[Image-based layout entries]
## start
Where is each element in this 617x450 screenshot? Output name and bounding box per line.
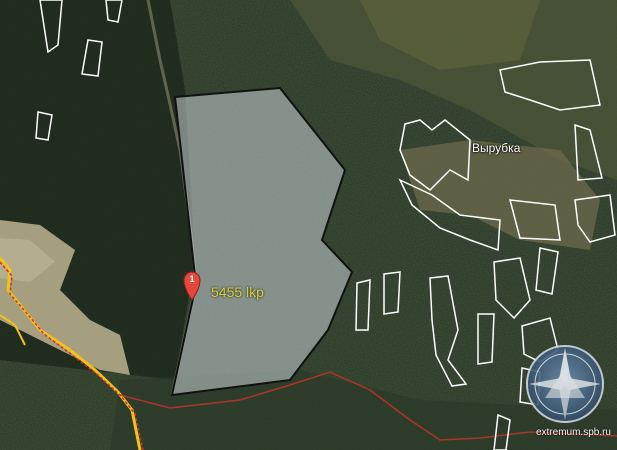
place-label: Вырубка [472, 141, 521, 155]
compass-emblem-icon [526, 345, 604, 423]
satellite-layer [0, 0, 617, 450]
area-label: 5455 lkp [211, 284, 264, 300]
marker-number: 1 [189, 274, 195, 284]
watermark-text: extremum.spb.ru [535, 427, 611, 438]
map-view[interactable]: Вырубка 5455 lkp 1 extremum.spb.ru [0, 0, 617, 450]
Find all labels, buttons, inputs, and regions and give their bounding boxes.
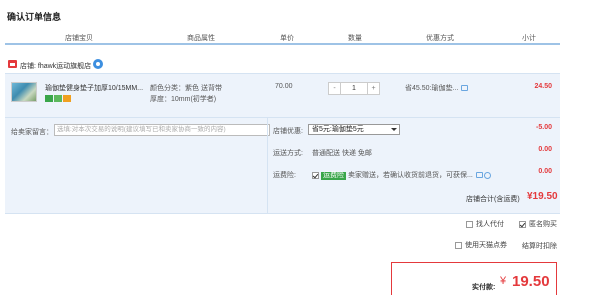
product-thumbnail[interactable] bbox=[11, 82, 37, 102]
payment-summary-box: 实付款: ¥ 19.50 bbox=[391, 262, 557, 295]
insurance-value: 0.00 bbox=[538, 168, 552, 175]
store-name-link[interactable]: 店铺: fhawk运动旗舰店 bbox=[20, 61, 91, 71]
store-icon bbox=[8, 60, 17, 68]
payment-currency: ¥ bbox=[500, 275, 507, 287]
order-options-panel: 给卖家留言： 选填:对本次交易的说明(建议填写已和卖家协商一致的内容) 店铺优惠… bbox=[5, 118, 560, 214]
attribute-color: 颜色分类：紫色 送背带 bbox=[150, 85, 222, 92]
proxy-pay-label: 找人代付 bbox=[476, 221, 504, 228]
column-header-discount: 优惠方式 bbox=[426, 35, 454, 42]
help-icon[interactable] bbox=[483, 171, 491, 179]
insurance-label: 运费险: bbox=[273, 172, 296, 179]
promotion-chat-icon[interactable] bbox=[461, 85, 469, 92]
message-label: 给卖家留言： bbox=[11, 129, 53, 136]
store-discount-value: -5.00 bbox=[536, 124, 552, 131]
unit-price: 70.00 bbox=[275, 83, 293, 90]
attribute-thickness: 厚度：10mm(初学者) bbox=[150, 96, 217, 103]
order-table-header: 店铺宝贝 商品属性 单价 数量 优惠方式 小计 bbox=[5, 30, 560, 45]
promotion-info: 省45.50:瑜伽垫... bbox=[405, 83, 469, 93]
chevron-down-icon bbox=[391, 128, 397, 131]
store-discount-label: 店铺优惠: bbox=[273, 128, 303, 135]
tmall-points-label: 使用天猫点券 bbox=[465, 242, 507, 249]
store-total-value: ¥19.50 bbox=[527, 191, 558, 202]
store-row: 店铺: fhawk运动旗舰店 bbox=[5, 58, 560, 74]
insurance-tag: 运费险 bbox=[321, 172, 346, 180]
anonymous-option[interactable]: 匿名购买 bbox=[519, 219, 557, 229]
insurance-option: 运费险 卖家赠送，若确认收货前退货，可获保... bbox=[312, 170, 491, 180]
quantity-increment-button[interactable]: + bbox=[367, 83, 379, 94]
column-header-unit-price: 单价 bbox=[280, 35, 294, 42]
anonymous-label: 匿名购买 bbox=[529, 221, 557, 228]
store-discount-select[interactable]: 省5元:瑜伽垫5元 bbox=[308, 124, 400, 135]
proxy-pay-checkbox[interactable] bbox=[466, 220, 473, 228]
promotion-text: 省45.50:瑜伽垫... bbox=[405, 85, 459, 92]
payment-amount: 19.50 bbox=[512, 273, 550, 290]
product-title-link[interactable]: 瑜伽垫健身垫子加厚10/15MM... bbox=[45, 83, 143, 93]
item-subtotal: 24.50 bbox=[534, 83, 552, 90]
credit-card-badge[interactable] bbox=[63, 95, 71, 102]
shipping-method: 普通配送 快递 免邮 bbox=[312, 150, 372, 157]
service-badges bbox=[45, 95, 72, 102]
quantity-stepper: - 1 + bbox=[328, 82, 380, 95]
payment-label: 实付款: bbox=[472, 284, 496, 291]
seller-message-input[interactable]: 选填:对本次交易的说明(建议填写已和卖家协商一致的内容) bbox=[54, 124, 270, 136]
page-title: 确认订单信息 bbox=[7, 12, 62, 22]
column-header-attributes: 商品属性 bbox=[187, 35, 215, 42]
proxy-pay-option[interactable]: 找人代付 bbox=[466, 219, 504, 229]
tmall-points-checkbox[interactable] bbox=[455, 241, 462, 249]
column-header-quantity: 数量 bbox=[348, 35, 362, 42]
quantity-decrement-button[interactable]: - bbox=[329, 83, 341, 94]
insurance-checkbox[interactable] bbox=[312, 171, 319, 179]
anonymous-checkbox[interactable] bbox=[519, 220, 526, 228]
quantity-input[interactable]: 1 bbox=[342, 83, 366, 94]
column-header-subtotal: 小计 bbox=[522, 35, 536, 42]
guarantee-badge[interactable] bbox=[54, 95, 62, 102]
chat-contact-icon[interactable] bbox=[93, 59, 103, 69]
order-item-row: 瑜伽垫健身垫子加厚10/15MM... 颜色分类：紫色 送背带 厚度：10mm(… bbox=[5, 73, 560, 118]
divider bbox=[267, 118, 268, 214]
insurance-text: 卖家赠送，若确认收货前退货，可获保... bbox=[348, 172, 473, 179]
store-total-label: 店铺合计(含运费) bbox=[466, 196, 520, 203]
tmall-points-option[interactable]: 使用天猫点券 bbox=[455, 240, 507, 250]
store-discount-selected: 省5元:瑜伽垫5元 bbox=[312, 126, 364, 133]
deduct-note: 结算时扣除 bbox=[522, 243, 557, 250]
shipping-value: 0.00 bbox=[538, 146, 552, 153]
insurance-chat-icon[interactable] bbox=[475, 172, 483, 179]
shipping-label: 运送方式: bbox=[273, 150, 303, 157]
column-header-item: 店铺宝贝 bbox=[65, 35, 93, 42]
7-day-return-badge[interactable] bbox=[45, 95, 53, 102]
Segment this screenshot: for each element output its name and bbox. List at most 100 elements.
## end
## start
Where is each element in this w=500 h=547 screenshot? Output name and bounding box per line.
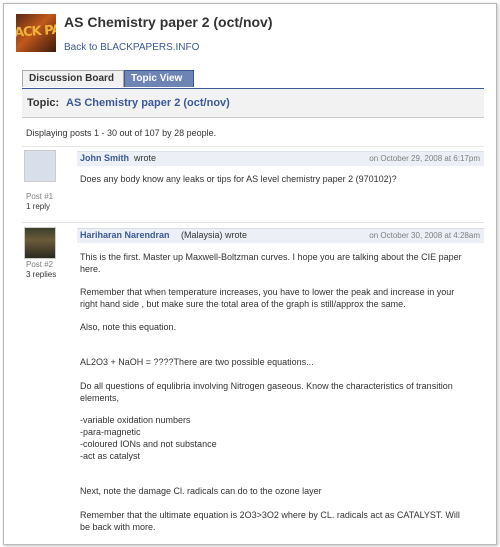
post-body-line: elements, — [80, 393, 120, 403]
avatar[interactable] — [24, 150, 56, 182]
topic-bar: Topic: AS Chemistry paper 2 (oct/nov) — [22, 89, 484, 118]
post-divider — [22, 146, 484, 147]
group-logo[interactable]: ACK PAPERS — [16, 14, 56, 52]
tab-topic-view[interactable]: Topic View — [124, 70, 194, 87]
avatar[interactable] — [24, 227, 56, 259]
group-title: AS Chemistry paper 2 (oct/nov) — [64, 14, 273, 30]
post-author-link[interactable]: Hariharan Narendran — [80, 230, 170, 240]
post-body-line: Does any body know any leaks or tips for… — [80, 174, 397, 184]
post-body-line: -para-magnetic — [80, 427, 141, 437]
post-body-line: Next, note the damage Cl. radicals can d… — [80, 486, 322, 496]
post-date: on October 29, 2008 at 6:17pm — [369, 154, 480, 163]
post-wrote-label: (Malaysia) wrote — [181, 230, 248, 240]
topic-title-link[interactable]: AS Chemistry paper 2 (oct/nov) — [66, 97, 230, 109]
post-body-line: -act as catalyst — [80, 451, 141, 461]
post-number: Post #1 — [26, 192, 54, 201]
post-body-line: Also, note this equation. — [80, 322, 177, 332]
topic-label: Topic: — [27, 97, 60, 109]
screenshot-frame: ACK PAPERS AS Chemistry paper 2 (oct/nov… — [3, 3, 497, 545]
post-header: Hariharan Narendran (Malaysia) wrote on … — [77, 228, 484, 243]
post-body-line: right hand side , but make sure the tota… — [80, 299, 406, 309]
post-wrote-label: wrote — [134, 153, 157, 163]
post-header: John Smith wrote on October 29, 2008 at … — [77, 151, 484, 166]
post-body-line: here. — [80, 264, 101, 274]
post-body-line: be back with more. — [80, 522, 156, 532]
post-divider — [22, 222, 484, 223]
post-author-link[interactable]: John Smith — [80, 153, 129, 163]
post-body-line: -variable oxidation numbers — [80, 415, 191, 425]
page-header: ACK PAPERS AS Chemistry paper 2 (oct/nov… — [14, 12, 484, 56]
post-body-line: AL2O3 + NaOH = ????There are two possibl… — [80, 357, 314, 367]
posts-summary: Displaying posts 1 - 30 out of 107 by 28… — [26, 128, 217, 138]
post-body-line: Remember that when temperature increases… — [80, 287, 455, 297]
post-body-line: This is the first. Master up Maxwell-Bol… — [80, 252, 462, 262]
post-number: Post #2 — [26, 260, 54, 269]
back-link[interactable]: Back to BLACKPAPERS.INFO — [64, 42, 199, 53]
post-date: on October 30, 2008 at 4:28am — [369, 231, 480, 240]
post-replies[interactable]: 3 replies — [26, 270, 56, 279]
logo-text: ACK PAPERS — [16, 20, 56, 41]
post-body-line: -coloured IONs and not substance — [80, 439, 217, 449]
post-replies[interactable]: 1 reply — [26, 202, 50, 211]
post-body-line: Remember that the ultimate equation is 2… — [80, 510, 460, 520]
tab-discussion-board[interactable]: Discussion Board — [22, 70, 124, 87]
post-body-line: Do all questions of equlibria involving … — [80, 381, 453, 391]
## end
Report every line of the listing above that contains the string "store", reproducing each line in full.

▶ _WRITTEN ANSWER_
store-name-link[interactable]: 店铺: fhawk运动旗舰店 bbox=[20, 61, 91, 71]
store-icon bbox=[8, 60, 17, 68]
store-discount-value: -5.00 bbox=[536, 124, 552, 131]
store-discount-label: 店铺优惠: bbox=[273, 128, 303, 135]
store-total-value: ¥19.50 bbox=[527, 191, 558, 202]
store-row: 店铺: fhawk运动旗舰店 bbox=[5, 58, 560, 74]
store-discount-select[interactable]: 省5元:瑜伽垫5元 bbox=[308, 124, 400, 135]
store-total-label: 店铺合计(含运费) bbox=[466, 196, 520, 203]
store-discount-selected: 省5元:瑜伽垫5元 bbox=[312, 126, 364, 133]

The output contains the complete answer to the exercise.